**TEXT SEGMENT:**
Kind off late to the party but recently built an AR10 in 6.5 CM. I have had issues with the Elftmann trigger since I have first attempted to use it. My original issue was my BCG would not cycle fully and get hung up. My issue ,I had the trigger poundage adjustment screw to far out and was catching the BCG, fixed.

Second issue was light primer strikes. Found out my set screws onto the bottom plate were not tight enough. Thought that fixed it. Went to range a couple days ago and ran 125 gr. Winchester, 25 rounds without an issue. Went to a 143 ELD X in Hornady precision hunter and the light primer strikes came back.

**EXTRACTED DATA:**
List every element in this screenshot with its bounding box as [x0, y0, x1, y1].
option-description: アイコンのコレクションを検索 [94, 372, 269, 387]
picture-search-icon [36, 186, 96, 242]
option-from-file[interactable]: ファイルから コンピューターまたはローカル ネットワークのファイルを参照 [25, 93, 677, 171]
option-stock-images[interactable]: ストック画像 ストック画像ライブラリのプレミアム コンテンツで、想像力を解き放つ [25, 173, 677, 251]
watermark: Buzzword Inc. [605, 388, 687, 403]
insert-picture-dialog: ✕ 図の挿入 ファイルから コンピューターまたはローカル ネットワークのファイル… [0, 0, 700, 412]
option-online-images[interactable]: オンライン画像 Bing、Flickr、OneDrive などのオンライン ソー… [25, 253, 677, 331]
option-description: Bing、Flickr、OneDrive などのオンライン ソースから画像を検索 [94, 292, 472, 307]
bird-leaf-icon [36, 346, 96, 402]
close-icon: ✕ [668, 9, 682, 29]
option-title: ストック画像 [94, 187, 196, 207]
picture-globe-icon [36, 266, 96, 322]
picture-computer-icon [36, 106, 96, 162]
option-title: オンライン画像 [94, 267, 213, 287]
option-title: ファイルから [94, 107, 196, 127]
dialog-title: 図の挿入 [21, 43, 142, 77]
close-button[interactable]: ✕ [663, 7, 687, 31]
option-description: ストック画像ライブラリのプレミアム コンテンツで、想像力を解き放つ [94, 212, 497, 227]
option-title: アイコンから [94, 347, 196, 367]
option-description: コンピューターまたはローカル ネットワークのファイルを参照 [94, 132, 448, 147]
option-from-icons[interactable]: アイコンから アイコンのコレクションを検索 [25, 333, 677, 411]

**EXERCISES:**
A - Translate this sentence from the AR10 trigger text into Spanish: "Found out my set screws onto the bottom plate were not tight enough."
B - Pick up the AR10 trigger text after its last sentence and carry it forward.
The entries aren't needed for anything here.

**ANSWERS TO THE EXERCISE:**
A - Descubrí que los tornillos de fijación de la placa inferior no estaban lo suficientemente apretados.

B -
I actually got to speak with Art at Elftmann and after explaining the sound it makes on the primer strikes with no ignition as a twangy spring sound he said that the BCG is to blame as it is not fully engaging the trigger each time and I am only getting an 85% strike from hammer. I am lost on that one but I also am not a smith or highly educated in AR platforms. If I am manually putting a round in the chamber with the discharge handle, pulling it fully to the rear shouldn't that fully engage the trigger? I had light strikes after manual and as well after a normal cycle after a successful shot. It did eject the spent brass. Do you think this is a BCG issue, Trigger issue or possibly the bolt not seating 100% and the light primer strike due to the minutely larger grain bullet not letting it seat correctly.

Thanks for any help or advice you might have. I am way past my knowledge at this point.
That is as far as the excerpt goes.